Work instructions =
Return the entries below verbatim. Pictures stay out.

<<<<

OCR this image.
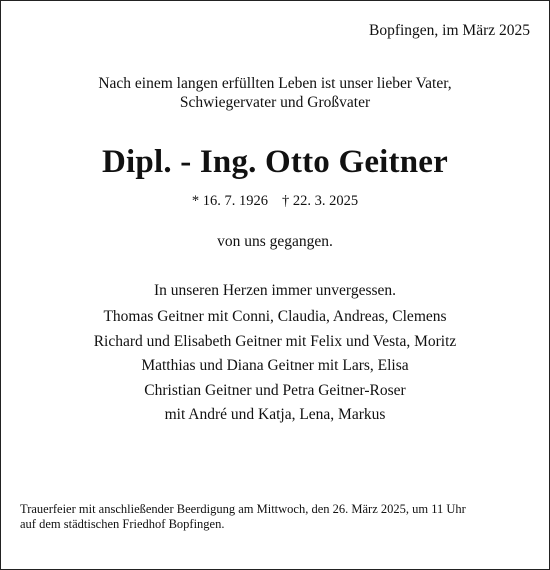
Bopfingen, im März 2025
Nach einem langen erfüllten Leben ist unser lieber Vater,
Schwiegervater und Großvater
Dipl. - Ing. Otto Geitner
* 16. 7. 1926 † 22. 3. 2025
von uns gegangen.
In unseren Herzen immer unvergessen.
Thomas Geitner mit Conni, Claudia, Andreas, Clemens
Richard und Elisabeth Geitner mit Felix und Vesta, Moritz
Matthias und Diana Geitner mit Lars, Elisa
Christian Geitner und Petra Geitner-Roser
mit André und Katja, Lena, Markus
Trauerfeier mit anschließender Beerdigung am Mittwoch, den 26. März 2025, um 11 Uhr
auf dem städtischen Friedhof Bopfingen.
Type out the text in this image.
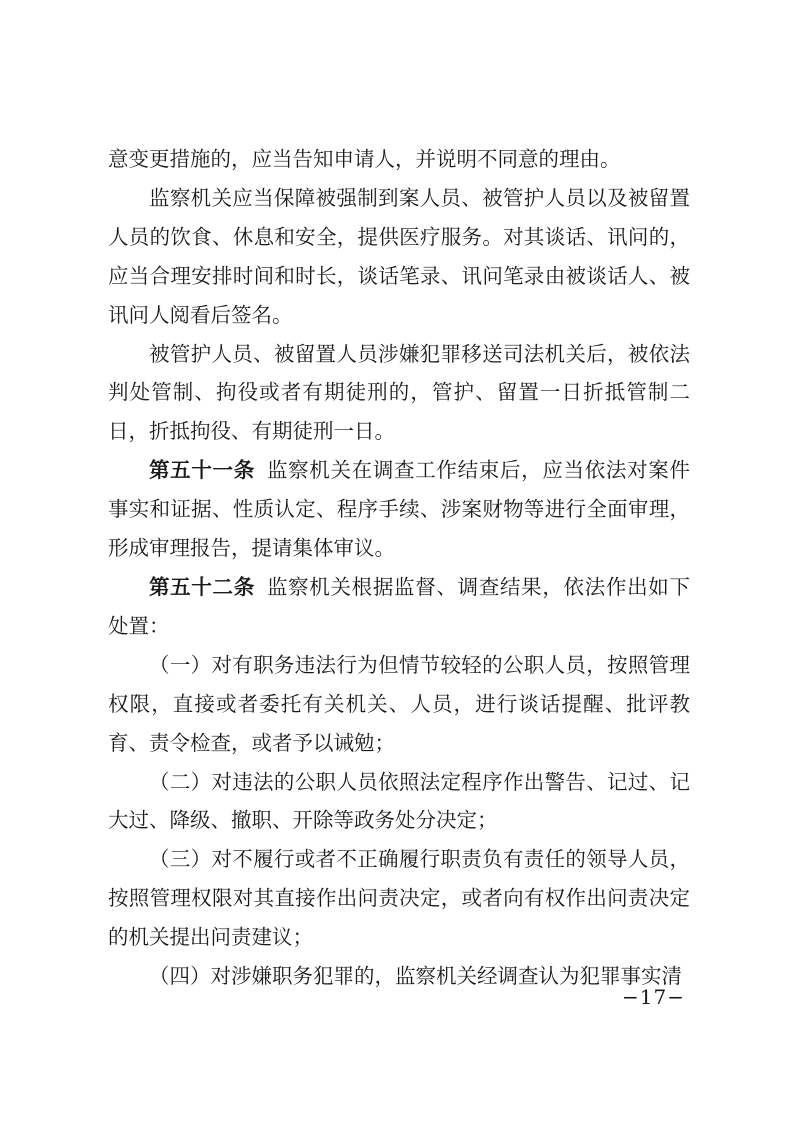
意变更措施的，应当告知申请人，并说明不同意的理由。

监察机关应当保障被强制到案人员、被管护人员以及被留置人员的饮食、休息和安全，提供医疗服务。对其谈话、讯问的，应当合理安排时间和时长，谈话笔录、讯问笔录由被谈话人、被讯问人阅看后签名。

被管护人员、被留置人员涉嫌犯罪移送司法机关后，被依法判处管制、拘役或者有期徒刑的，管护、留置一日折抵管制二日，折抵拘役、有期徒刑一日。

第五十一条 监察机关在调查工作结束后，应当依法对案件事实和证据、性质认定、程序手续、涉案财物等进行全面审理，形成审理报告，提请集体审议。

第五十二条 监察机关根据监督、调查结果，依法作出如下处置：

（一）对有职务违法行为但情节较轻的公职人员，按照管理权限，直接或者委托有关机关、人员，进行谈话提醒、批评教育、责令检查，或者予以诫勉；

（二）对违法的公职人员依照法定程序作出警告、记过、记大过、降级、撤职、开除等政务处分决定；

（三）对不履行或者不正确履行职责负有责任的领导人员，按照管理权限对其直接作出问责决定，或者向有权作出问责决定的机关提出问责建议；

（四）对涉嫌职务犯罪的，监察机关经调查认为犯罪事实清

−17−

>>>>

Written solution =
OCR this image.
Bopfingen, im März 2025
Nach einem langen erfüllten Leben ist unser lieber Vater,
Schwiegervater und Großvater
Dipl. - Ing. Otto Geitner
* 16. 7. 1926 † 22. 3. 2025
von uns gegangen.
In unseren Herzen immer unvergessen.
Thomas Geitner mit Conni, Claudia, Andreas, Clemens
Richard und Elisabeth Geitner mit Felix und Vesta, Moritz
Matthias und Diana Geitner mit Lars, Elisa
Christian Geitner und Petra Geitner-Roser
mit André und Katja, Lena, Markus
Trauerfeier mit anschließender Beerdigung am Mittwoch, den 26. März 2025, um 11 Uhr
auf dem städtischen Friedhof Bopfingen.
Type out the text in this image.
意变更措施的，应当告知申请人，并说明不同意的理由。

监察机关应当保障被强制到案人员、被管护人员以及被留置人员的饮食、休息和安全，提供医疗服务。对其谈话、讯问的，应当合理安排时间和时长，谈话笔录、讯问笔录由被谈话人、被讯问人阅看后签名。

被管护人员、被留置人员涉嫌犯罪移送司法机关后，被依法判处管制、拘役或者有期徒刑的，管护、留置一日折抵管制二日，折抵拘役、有期徒刑一日。

第五十一条 监察机关在调查工作结束后，应当依法对案件事实和证据、性质认定、程序手续、涉案财物等进行全面审理，形成审理报告，提请集体审议。

第五十二条 监察机关根据监督、调查结果，依法作出如下处置：

（一）对有职务违法行为但情节较轻的公职人员，按照管理权限，直接或者委托有关机关、人员，进行谈话提醒、批评教育、责令检查，或者予以诫勉；

（二）对违法的公职人员依照法定程序作出警告、记过、记大过、降级、撤职、开除等政务处分决定；

（三）对不履行或者不正确履行职责负有责任的领导人员，按照管理权限对其直接作出问责决定，或者向有权作出问责决定的机关提出问责建议；

（四）对涉嫌职务犯罪的，监察机关经调查认为犯罪事实清

−17−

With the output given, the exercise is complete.